--- Start ---

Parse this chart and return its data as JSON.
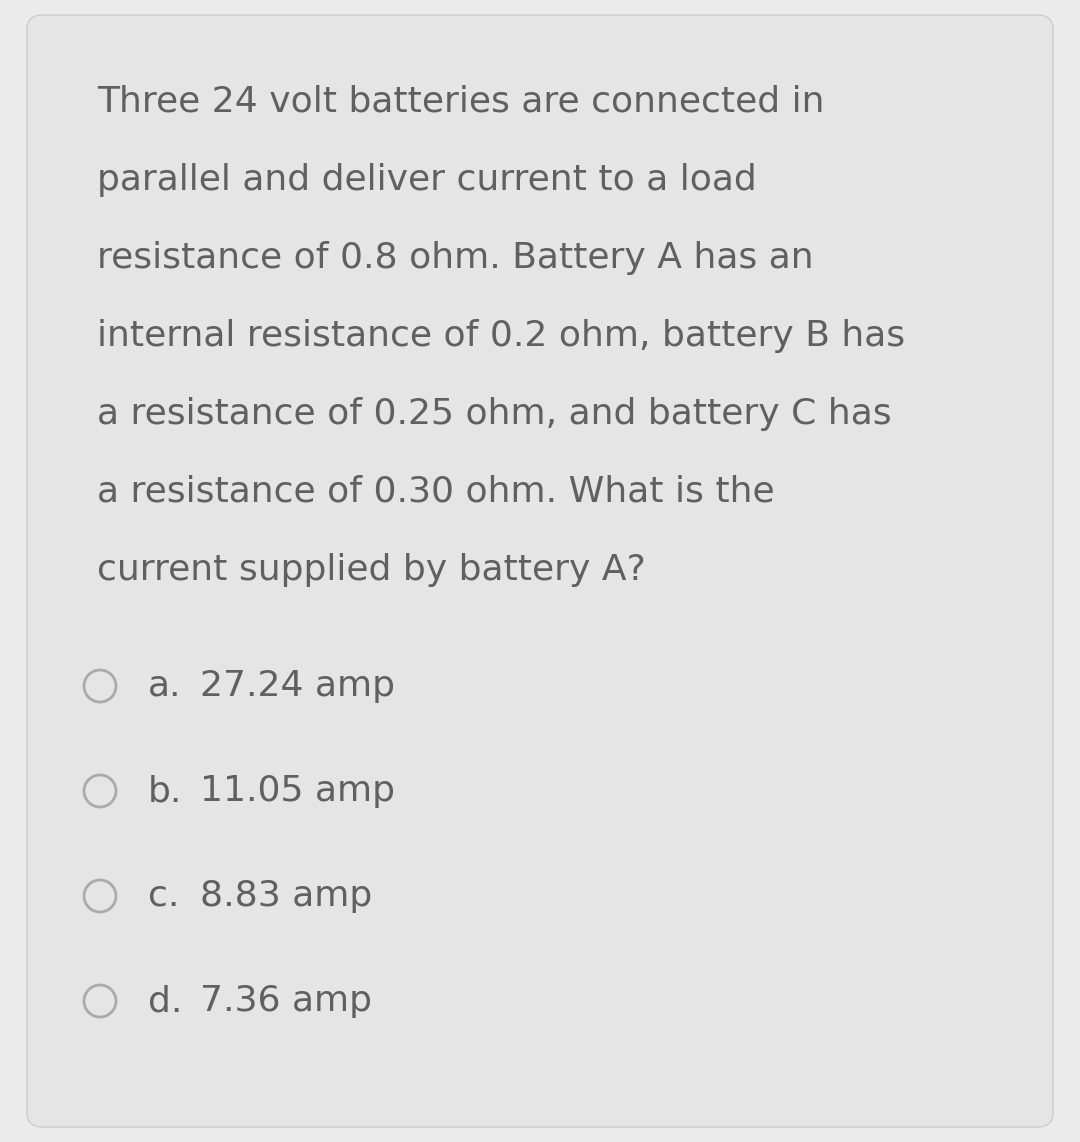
{
  "background_color": "#ebebeb",
  "card_color": "#e5e5e5",
  "text_color": "#606060",
  "question_lines": [
    "Three 24 volt batteries are connected in",
    "parallel and deliver current to a load",
    "resistance of 0.8 ohm. Battery A has an",
    "internal resistance of 0.2 ohm, battery B has",
    "a resistance of 0.25 ohm, and battery C has",
    "a resistance of 0.30 ohm. What is the",
    "current supplied by battery A?"
  ],
  "options": [
    {
      "label": "a.",
      "text": "27.24 amp"
    },
    {
      "label": "b.",
      "text": "11.05 amp"
    },
    {
      "label": "c.",
      "text": "8.83 amp"
    },
    {
      "label": "d.",
      "text": "7.36 amp"
    }
  ],
  "card_edge_color": "#cccccc",
  "circle_edge_color": "#aaaaaa",
  "fig_width": 10.8,
  "fig_height": 11.42,
  "dpi": 100
}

--- End ---

▸ **SHORT EXERCISE**: Write out the whole listing exactly, and drop the pictures.

▸ **COMPLETED TASK**:
Parse this chart and return its data as JSON.
{
  "background_color": "#ebebeb",
  "card_color": "#e5e5e5",
  "text_color": "#606060",
  "question_lines": [
    "Three 24 volt batteries are connected in",
    "parallel and deliver current to a load",
    "resistance of 0.8 ohm. Battery A has an",
    "internal resistance of 0.2 ohm, battery B has",
    "a resistance of 0.25 ohm, and battery C has",
    "a resistance of 0.30 ohm. What is the",
    "current supplied by battery A?"
  ],
  "options": [
    {
      "label": "a.",
      "text": "27.24 amp"
    },
    {
      "label": "b.",
      "text": "11.05 amp"
    },
    {
      "label": "c.",
      "text": "8.83 amp"
    },
    {
      "label": "d.",
      "text": "7.36 amp"
    }
  ],
  "card_edge_color": "#cccccc",
  "circle_edge_color": "#aaaaaa",
  "fig_width": 10.8,
  "fig_height": 11.42,
  "dpi": 100
}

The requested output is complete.